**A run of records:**
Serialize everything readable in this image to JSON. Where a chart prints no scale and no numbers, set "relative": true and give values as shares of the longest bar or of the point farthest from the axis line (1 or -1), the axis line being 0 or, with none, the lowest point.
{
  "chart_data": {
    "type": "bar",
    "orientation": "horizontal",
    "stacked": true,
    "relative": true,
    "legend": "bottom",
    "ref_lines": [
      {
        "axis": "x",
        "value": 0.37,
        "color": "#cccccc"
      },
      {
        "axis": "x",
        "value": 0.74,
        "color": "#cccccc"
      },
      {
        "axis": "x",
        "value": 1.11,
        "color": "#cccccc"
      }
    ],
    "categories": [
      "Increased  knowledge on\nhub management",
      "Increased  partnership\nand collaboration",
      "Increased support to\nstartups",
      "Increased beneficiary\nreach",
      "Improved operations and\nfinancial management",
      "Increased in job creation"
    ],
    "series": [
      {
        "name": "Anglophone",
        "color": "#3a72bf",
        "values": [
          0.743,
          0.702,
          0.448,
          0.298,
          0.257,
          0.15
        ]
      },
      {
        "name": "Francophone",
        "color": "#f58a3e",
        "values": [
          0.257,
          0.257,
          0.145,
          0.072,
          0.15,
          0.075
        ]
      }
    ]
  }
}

**Short task:**
Quote every entry exactly.

**Solution:**
Serialize everything readable in this image to JSON. Where a chart prints no scale and no numbers, set "relative": true and give values as shares of the longest bar or of the point farthest from the axis line (1 or -1), the axis line being 0 or, with none, the lowest point.
{
  "chart_data": {
    "type": "bar",
    "orientation": "horizontal",
    "stacked": true,
    "relative": true,
    "legend": "bottom",
    "ref_lines": [
      {
        "axis": "x",
        "value": 0.37,
        "color": "#cccccc"
      },
      {
        "axis": "x",
        "value": 0.74,
        "color": "#cccccc"
      },
      {
        "axis": "x",
        "value": 1.11,
        "color": "#cccccc"
      }
    ],
    "categories": [
      "Increased  knowledge on\nhub management",
      "Increased  partnership\nand collaboration",
      "Increased support to\nstartups",
      "Increased beneficiary\nreach",
      "Improved operations and\nfinancial management",
      "Increased in job creation"
    ],
    "series": [
      {
        "name": "Anglophone",
        "color": "#3a72bf",
        "values": [
          0.743,
          0.702,
          0.448,
          0.298,
          0.257,
          0.15
        ]
      },
      {
        "name": "Francophone",
        "color": "#f58a3e",
        "values": [
          0.257,
          0.257,
          0.145,
          0.072,
          0.15,
          0.075
        ]
      }
    ]
  }
}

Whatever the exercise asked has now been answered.